Figure record listings:
----------------

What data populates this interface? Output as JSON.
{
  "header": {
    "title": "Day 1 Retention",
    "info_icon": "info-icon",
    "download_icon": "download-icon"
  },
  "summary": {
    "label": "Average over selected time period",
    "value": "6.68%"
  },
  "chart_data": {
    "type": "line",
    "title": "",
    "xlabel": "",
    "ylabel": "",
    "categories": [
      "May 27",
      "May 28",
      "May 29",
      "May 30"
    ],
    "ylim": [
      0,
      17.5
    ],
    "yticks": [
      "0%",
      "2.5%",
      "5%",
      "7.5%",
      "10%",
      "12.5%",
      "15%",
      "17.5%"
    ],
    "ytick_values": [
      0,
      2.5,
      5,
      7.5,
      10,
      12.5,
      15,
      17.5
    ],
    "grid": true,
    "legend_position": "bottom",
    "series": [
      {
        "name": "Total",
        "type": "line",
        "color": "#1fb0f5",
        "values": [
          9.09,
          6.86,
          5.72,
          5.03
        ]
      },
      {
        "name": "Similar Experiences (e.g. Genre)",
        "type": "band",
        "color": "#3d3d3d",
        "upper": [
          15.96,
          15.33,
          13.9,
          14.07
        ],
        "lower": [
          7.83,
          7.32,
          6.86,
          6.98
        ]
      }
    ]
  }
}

----------------

■ Given instruction
Write out every entry verbatim.

■ Correct answer
What data populates this interface? Output as JSON.
{
  "header": {
    "title": "Day 1 Retention",
    "info_icon": "info-icon",
    "download_icon": "download-icon"
  },
  "summary": {
    "label": "Average over selected time period",
    "value": "6.68%"
  },
  "chart_data": {
    "type": "line",
    "title": "",
    "xlabel": "",
    "ylabel": "",
    "categories": [
      "May 27",
      "May 28",
      "May 29",
      "May 30"
    ],
    "ylim": [
      0,
      17.5
    ],
    "yticks": [
      "0%",
      "2.5%",
      "5%",
      "7.5%",
      "10%",
      "12.5%",
      "15%",
      "17.5%"
    ],
    "ytick_values": [
      0,
      2.5,
      5,
      7.5,
      10,
      12.5,
      15,
      17.5
    ],
    "grid": true,
    "legend_position": "bottom",
    "series": [
      {
        "name": "Total",
        "type": "line",
        "color": "#1fb0f5",
        "values": [
          9.09,
          6.86,
          5.72,
          5.03
        ]
      },
      {
        "name": "Similar Experiences (e.g. Genre)",
        "type": "band",
        "color": "#3d3d3d",
        "upper": [
          15.96,
          15.33,
          13.9,
          14.07
        ],
        "lower": [
          7.83,
          7.32,
          6.86,
          6.98
        ]
      }
    ]
  }
}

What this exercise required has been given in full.